* [Task instructions]
All the data should come back exactly as it was given.

* [Exercise input]

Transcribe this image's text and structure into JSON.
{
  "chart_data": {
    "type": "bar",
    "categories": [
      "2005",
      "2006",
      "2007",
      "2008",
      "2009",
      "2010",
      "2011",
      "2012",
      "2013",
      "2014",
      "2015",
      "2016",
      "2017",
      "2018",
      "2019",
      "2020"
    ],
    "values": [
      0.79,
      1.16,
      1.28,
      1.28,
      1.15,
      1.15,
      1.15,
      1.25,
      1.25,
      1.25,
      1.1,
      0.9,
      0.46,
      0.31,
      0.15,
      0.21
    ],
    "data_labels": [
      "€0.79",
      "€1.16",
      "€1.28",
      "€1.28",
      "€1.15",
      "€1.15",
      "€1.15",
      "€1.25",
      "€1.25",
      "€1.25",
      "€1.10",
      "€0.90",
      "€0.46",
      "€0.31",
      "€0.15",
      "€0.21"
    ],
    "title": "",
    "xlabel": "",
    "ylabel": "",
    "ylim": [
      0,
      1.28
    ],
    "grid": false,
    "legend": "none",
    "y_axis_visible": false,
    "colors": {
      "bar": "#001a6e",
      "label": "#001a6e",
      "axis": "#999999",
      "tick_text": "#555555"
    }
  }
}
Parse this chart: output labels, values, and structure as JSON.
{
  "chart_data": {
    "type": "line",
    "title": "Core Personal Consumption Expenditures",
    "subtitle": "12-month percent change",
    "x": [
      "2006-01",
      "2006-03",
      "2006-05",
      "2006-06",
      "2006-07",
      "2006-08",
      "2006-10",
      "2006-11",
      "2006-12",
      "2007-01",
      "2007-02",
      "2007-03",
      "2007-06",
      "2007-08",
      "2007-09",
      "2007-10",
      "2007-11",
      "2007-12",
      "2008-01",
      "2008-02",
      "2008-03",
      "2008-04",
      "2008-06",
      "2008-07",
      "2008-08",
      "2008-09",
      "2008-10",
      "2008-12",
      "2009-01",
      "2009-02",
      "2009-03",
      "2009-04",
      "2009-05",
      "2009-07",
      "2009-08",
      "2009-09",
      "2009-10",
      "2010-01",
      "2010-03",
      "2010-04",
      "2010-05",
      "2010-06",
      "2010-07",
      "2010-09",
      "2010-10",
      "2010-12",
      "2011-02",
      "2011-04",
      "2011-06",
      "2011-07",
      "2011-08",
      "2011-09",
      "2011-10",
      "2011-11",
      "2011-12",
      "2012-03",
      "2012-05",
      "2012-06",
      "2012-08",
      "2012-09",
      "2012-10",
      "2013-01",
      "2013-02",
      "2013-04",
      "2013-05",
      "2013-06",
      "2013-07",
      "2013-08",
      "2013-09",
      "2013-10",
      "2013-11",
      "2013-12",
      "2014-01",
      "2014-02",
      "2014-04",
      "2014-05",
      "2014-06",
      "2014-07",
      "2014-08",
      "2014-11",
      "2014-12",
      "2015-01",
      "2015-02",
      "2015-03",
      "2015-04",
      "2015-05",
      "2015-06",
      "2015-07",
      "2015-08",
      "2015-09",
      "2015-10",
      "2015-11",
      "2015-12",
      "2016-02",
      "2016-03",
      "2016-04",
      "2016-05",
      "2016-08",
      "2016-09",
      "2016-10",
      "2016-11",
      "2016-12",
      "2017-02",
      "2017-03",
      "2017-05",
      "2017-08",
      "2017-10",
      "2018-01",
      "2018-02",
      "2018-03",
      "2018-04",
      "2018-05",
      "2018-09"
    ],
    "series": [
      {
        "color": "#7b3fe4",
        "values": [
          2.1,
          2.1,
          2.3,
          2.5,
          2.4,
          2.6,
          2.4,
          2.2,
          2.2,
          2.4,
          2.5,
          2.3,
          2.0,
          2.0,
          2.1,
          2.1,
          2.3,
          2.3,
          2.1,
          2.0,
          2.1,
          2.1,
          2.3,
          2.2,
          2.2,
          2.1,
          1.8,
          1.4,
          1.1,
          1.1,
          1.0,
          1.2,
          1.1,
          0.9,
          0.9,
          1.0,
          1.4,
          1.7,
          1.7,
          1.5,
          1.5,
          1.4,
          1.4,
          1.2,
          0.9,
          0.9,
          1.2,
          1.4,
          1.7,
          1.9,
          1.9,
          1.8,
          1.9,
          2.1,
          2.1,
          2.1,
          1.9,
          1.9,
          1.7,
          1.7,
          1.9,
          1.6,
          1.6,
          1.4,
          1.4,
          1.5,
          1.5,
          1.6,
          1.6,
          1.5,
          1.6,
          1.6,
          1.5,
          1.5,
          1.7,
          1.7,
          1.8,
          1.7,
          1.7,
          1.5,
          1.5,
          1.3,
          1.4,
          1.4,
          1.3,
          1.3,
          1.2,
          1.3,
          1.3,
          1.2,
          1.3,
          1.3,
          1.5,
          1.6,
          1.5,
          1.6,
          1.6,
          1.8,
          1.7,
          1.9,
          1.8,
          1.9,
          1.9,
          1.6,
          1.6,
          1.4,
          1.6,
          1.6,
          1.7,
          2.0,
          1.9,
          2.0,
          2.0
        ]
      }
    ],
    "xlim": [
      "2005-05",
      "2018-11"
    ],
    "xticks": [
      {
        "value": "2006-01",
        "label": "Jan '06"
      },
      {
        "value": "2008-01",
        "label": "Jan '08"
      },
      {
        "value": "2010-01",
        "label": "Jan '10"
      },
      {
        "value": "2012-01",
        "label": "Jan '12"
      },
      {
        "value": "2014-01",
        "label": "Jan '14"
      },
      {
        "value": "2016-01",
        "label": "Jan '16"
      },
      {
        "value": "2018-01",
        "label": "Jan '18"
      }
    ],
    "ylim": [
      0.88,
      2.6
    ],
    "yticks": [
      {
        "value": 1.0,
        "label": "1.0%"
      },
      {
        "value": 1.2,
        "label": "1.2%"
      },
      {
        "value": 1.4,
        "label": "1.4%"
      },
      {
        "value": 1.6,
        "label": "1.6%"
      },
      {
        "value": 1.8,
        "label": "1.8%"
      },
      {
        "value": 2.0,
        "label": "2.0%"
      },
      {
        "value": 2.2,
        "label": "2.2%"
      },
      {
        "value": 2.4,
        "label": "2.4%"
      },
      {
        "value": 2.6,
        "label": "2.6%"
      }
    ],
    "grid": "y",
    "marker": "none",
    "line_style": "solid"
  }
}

* [Reply to the task]
Transcribe this image's text and structure into JSON.
{
  "chart_data": {
    "type": "bar",
    "categories": [
      "2005",
      "2006",
      "2007",
      "2008",
      "2009",
      "2010",
      "2011",
      "2012",
      "2013",
      "2014",
      "2015",
      "2016",
      "2017",
      "2018",
      "2019",
      "2020"
    ],
    "values": [
      0.79,
      1.16,
      1.28,
      1.28,
      1.15,
      1.15,
      1.15,
      1.25,
      1.25,
      1.25,
      1.1,
      0.9,
      0.46,
      0.31,
      0.15,
      0.21
    ],
    "data_labels": [
      "€0.79",
      "€1.16",
      "€1.28",
      "€1.28",
      "€1.15",
      "€1.15",
      "€1.15",
      "€1.25",
      "€1.25",
      "€1.25",
      "€1.10",
      "€0.90",
      "€0.46",
      "€0.31",
      "€0.15",
      "€0.21"
    ],
    "title": "",
    "xlabel": "",
    "ylabel": "",
    "ylim": [
      0,
      1.28
    ],
    "grid": false,
    "legend": "none",
    "y_axis_visible": false,
    "colors": {
      "bar": "#001a6e",
      "label": "#001a6e",
      "axis": "#999999",
      "tick_text": "#555555"
    }
  }
}
Parse this chart: output labels, values, and structure as JSON.
{
  "chart_data": {
    "type": "line",
    "title": "Core Personal Consumption Expenditures",
    "subtitle": "12-month percent change",
    "x": [
      "2006-01",
      "2006-03",
      "2006-05",
      "2006-06",
      "2006-07",
      "2006-08",
      "2006-10",
      "2006-11",
      "2006-12",
      "2007-01",
      "2007-02",
      "2007-03",
      "2007-06",
      "2007-08",
      "2007-09",
      "2007-10",
      "2007-11",
      "2007-12",
      "2008-01",
      "2008-02",
      "2008-03",
      "2008-04",
      "2008-06",
      "2008-07",
      "2008-08",
      "2008-09",
      "2008-10",
      "2008-12",
      "2009-01",
      "2009-02",
      "2009-03",
      "2009-04",
      "2009-05",
      "2009-07",
      "2009-08",
      "2009-09",
      "2009-10",
      "2010-01",
      "2010-03",
      "2010-04",
      "2010-05",
      "2010-06",
      "2010-07",
      "2010-09",
      "2010-10",
      "2010-12",
      "2011-02",
      "2011-04",
      "2011-06",
      "2011-07",
      "2011-08",
      "2011-09",
      "2011-10",
      "2011-11",
      "2011-12",
      "2012-03",
      "2012-05",
      "2012-06",
      "2012-08",
      "2012-09",
      "2012-10",
      "2013-01",
      "2013-02",
      "2013-04",
      "2013-05",
      "2013-06",
      "2013-07",
      "2013-08",
      "2013-09",
      "2013-10",
      "2013-11",
      "2013-12",
      "2014-01",
      "2014-02",
      "2014-04",
      "2014-05",
      "2014-06",
      "2014-07",
      "2014-08",
      "2014-11",
      "2014-12",
      "2015-01",
      "2015-02",
      "2015-03",
      "2015-04",
      "2015-05",
      "2015-06",
      "2015-07",
      "2015-08",
      "2015-09",
      "2015-10",
      "2015-11",
      "2015-12",
      "2016-02",
      "2016-03",
      "2016-04",
      "2016-05",
      "2016-08",
      "2016-09",
      "2016-10",
      "2016-11",
      "2016-12",
      "2017-02",
      "2017-03",
      "2017-05",
      "2017-08",
      "2017-10",
      "2018-01",
      "2018-02",
      "2018-03",
      "2018-04",
      "2018-05",
      "2018-09"
    ],
    "series": [
      {
        "color": "#7b3fe4",
        "values": [
          2.1,
          2.1,
          2.3,
          2.5,
          2.4,
          2.6,
          2.4,
          2.2,
          2.2,
          2.4,
          2.5,
          2.3,
          2.0,
          2.0,
          2.1,
          2.1,
          2.3,
          2.3,
          2.1,
          2.0,
          2.1,
          2.1,
          2.3,
          2.2,
          2.2,
          2.1,
          1.8,
          1.4,
          1.1,
          1.1,
          1.0,
          1.2,
          1.1,
          0.9,
          0.9,
          1.0,
          1.4,
          1.7,
          1.7,
          1.5,
          1.5,
          1.4,
          1.4,
          1.2,
          0.9,
          0.9,
          1.2,
          1.4,
          1.7,
          1.9,
          1.9,
          1.8,
          1.9,
          2.1,
          2.1,
          2.1,
          1.9,
          1.9,
          1.7,
          1.7,
          1.9,
          1.6,
          1.6,
          1.4,
          1.4,
          1.5,
          1.5,
          1.6,
          1.6,
          1.5,
          1.6,
          1.6,
          1.5,
          1.5,
          1.7,
          1.7,
          1.8,
          1.7,
          1.7,
          1.5,
          1.5,
          1.3,
          1.4,
          1.4,
          1.3,
          1.3,
          1.2,
          1.3,
          1.3,
          1.2,
          1.3,
          1.3,
          1.5,
          1.6,
          1.5,
          1.6,
          1.6,
          1.8,
          1.7,
          1.9,
          1.8,
          1.9,
          1.9,
          1.6,
          1.6,
          1.4,
          1.6,
          1.6,
          1.7,
          2.0,
          1.9,
          2.0,
          2.0
        ]
      }
    ],
    "xlim": [
      "2005-05",
      "2018-11"
    ],
    "xticks": [
      {
        "value": "2006-01",
        "label": "Jan '06"
      },
      {
        "value": "2008-01",
        "label": "Jan '08"
      },
      {
        "value": "2010-01",
        "label": "Jan '10"
      },
      {
        "value": "2012-01",
        "label": "Jan '12"
      },
      {
        "value": "2014-01",
        "label": "Jan '14"
      },
      {
        "value": "2016-01",
        "label": "Jan '16"
      },
      {
        "value": "2018-01",
        "label": "Jan '18"
      }
    ],
    "ylim": [
      0.88,
      2.6
    ],
    "yticks": [
      {
        "value": 1.0,
        "label": "1.0%"
      },
      {
        "value": 1.2,
        "label": "1.2%"
      },
      {
        "value": 1.4,
        "label": "1.4%"
      },
      {
        "value": 1.6,
        "label": "1.6%"
      },
      {
        "value": 1.8,
        "label": "1.8%"
      },
      {
        "value": 2.0,
        "label": "2.0%"
      },
      {
        "value": 2.2,
        "label": "2.2%"
      },
      {
        "value": 2.4,
        "label": "2.4%"
      },
      {
        "value": 2.6,
        "label": "2.6%"
      }
    ],
    "grid": "y",
    "marker": "none",
    "line_style": "solid"
  }
}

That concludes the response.